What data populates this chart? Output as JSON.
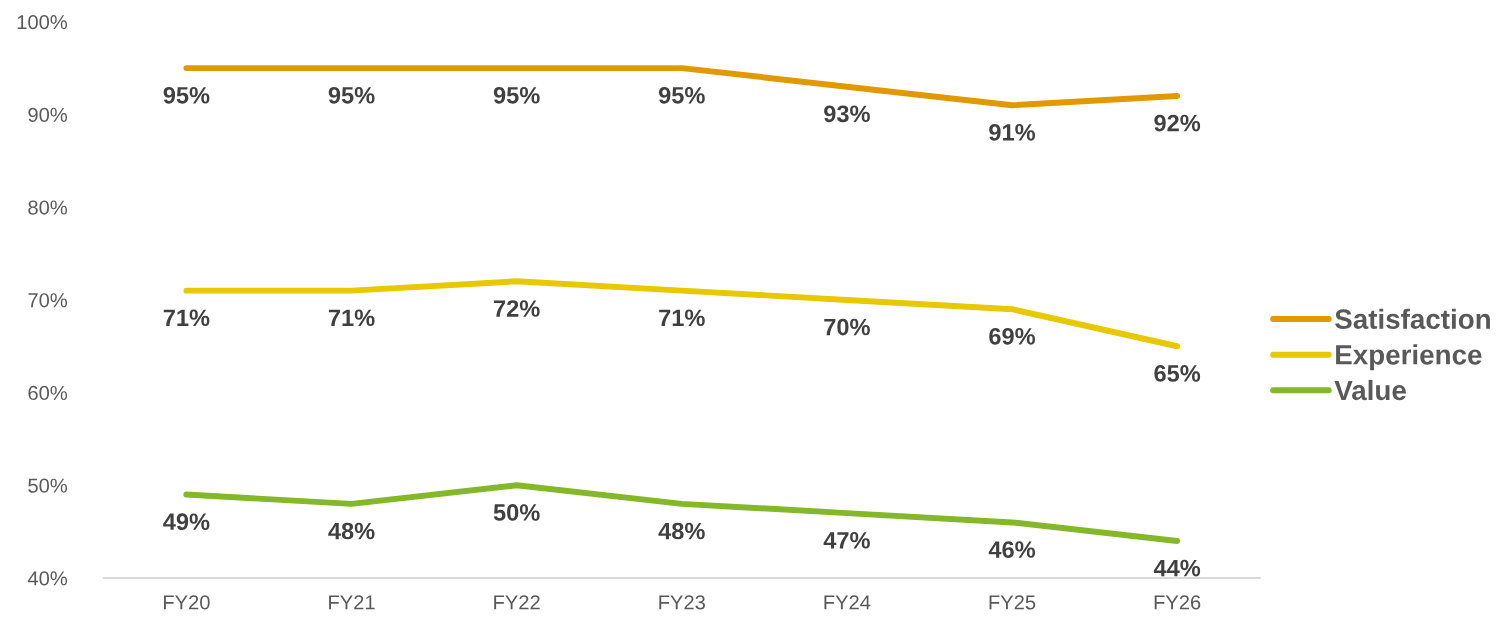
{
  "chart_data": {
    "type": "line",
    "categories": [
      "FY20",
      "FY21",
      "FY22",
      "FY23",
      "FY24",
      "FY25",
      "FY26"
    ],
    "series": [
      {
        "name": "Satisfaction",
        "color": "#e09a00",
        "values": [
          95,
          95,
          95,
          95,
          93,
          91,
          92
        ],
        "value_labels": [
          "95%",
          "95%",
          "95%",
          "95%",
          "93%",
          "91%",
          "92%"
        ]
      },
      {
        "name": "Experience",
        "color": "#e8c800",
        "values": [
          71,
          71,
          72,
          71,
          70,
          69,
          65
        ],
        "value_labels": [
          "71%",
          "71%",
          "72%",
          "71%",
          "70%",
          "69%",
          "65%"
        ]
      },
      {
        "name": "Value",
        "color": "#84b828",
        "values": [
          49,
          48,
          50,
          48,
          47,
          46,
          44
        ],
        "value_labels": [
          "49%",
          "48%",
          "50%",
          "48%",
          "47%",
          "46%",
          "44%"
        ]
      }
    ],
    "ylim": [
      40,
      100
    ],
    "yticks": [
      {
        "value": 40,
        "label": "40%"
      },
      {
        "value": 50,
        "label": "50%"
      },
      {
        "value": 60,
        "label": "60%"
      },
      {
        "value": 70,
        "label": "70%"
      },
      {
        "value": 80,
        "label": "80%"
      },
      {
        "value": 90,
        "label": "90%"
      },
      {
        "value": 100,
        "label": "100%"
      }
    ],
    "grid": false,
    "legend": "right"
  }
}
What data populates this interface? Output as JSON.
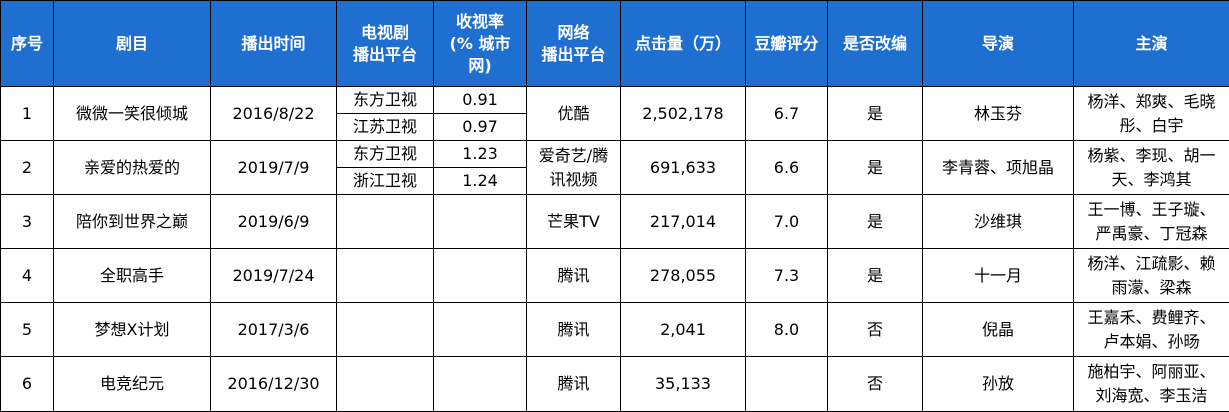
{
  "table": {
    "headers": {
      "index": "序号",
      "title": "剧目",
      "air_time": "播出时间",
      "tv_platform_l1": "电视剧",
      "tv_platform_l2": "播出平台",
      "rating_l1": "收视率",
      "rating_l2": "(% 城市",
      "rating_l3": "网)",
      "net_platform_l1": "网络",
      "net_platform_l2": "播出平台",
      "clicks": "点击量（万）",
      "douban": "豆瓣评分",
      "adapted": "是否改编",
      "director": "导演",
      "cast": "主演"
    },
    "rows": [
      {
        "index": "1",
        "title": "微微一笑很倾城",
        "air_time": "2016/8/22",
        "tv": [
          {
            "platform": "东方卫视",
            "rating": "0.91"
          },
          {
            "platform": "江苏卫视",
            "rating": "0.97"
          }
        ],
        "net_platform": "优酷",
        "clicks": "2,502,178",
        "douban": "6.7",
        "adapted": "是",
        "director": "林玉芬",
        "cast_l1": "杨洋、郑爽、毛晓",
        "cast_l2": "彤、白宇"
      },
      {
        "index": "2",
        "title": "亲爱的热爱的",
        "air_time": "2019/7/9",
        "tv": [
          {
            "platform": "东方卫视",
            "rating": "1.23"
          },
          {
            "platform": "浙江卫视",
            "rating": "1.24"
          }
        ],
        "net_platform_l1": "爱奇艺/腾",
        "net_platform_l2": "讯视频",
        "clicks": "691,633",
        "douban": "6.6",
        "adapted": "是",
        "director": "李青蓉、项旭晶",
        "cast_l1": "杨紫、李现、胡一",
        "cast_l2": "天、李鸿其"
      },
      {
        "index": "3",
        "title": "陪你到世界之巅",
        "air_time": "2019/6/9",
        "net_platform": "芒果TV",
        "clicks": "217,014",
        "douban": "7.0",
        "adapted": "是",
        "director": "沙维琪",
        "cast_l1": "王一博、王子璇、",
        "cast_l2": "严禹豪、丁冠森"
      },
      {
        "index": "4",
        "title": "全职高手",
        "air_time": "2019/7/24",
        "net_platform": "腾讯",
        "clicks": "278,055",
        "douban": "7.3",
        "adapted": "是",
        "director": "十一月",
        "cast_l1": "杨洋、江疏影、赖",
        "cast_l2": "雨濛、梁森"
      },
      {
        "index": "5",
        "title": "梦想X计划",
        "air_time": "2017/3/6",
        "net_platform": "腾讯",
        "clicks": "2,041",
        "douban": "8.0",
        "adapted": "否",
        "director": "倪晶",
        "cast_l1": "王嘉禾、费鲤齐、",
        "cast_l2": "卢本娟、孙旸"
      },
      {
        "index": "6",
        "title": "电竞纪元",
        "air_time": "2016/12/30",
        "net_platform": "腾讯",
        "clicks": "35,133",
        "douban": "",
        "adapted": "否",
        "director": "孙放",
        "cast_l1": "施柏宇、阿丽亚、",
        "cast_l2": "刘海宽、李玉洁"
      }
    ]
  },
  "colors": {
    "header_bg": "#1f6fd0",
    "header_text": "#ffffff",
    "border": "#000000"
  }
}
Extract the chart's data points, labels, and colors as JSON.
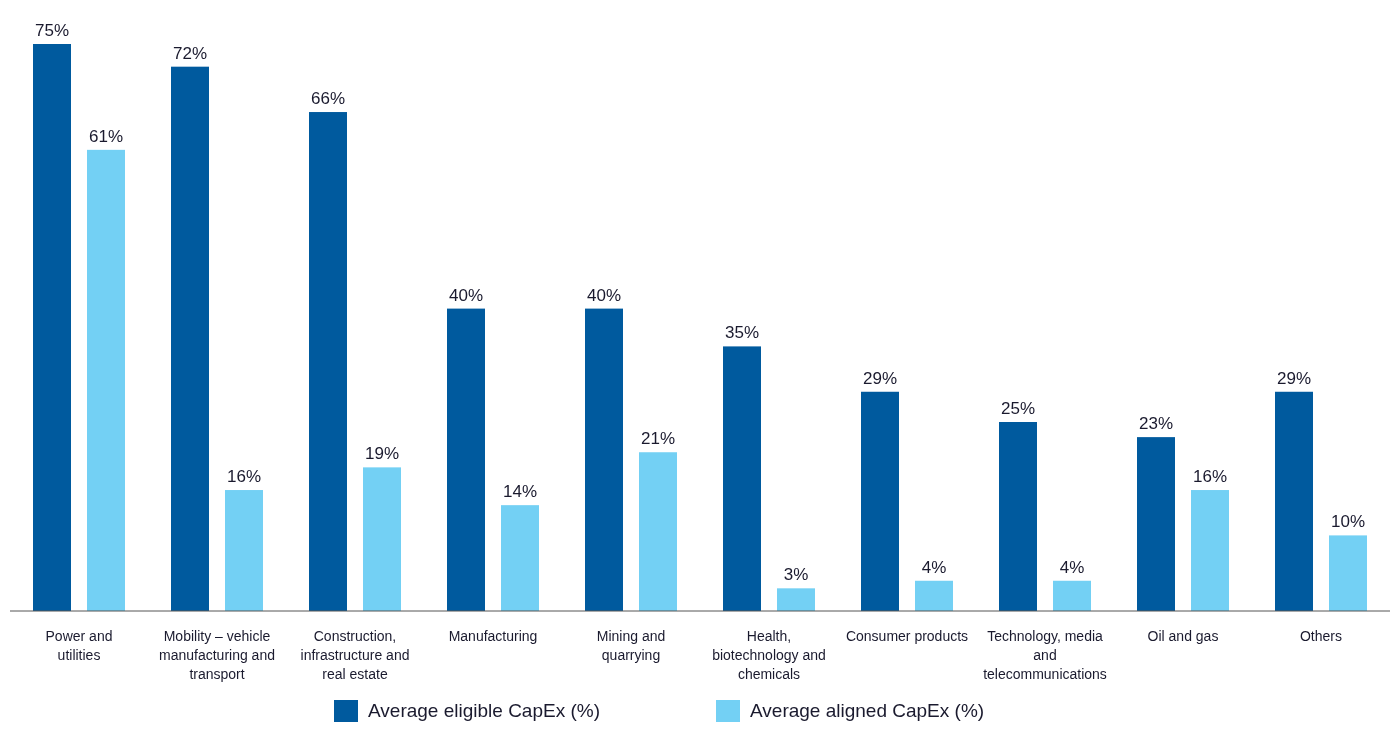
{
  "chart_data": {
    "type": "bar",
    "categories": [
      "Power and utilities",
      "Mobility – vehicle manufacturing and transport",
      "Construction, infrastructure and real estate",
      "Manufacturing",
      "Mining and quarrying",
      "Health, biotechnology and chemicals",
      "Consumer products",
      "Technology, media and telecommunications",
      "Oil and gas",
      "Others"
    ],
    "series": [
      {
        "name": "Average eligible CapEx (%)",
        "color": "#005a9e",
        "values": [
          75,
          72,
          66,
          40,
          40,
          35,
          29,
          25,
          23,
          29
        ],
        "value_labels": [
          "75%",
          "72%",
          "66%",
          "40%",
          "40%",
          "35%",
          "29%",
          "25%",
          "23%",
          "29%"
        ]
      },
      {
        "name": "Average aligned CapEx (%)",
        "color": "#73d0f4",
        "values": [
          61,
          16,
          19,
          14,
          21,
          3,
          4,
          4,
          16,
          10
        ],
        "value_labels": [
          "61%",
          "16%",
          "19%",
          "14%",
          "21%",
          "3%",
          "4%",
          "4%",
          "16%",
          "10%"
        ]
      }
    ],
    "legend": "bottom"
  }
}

.....

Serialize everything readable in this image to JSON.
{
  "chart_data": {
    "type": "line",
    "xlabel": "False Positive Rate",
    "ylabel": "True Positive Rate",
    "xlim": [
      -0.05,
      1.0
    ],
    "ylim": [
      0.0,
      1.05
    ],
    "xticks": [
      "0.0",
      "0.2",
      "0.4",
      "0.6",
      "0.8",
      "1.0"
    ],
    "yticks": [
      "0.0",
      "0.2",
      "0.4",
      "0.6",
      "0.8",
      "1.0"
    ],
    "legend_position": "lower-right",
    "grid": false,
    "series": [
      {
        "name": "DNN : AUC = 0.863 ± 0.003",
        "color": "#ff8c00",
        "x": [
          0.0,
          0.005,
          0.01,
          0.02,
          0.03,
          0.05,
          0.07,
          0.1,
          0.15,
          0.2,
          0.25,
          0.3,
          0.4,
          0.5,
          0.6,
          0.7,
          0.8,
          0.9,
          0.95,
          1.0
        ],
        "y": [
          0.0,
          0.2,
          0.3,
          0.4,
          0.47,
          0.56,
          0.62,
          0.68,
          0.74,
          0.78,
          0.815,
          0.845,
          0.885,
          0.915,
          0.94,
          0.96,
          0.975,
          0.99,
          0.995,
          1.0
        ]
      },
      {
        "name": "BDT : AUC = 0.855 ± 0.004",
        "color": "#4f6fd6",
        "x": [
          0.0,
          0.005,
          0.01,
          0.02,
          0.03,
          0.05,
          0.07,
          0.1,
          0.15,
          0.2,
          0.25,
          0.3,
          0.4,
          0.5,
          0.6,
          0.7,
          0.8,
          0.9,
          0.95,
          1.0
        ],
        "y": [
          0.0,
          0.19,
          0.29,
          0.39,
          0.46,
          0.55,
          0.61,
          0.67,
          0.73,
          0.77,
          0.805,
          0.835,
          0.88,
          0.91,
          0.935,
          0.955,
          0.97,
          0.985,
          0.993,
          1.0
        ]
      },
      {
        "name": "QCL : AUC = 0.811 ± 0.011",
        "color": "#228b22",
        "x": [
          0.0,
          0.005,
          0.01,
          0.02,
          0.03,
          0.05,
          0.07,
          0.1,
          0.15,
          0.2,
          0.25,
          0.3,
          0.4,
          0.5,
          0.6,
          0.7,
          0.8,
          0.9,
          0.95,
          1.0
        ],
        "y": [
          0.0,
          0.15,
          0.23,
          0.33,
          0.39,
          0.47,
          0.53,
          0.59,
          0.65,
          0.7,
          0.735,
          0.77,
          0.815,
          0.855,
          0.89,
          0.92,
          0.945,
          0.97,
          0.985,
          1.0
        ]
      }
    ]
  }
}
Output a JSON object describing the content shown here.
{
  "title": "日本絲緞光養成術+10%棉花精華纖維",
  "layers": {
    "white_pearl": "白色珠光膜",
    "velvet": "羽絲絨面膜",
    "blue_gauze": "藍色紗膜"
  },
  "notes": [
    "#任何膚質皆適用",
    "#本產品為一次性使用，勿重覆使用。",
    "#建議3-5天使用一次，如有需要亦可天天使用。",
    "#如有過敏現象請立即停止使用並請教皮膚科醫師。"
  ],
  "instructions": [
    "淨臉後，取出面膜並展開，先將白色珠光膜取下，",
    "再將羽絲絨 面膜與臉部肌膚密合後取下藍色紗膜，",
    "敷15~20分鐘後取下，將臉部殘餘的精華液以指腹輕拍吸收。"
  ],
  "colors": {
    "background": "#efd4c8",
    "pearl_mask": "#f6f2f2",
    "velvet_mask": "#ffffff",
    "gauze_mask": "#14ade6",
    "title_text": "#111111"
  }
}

.....

■ **Do this**
Above are the records. Copy every line in them holding "ffffff".

■ **Output**
    "header_text": "#ffffff",
    "velvet_mask": "#ffffff",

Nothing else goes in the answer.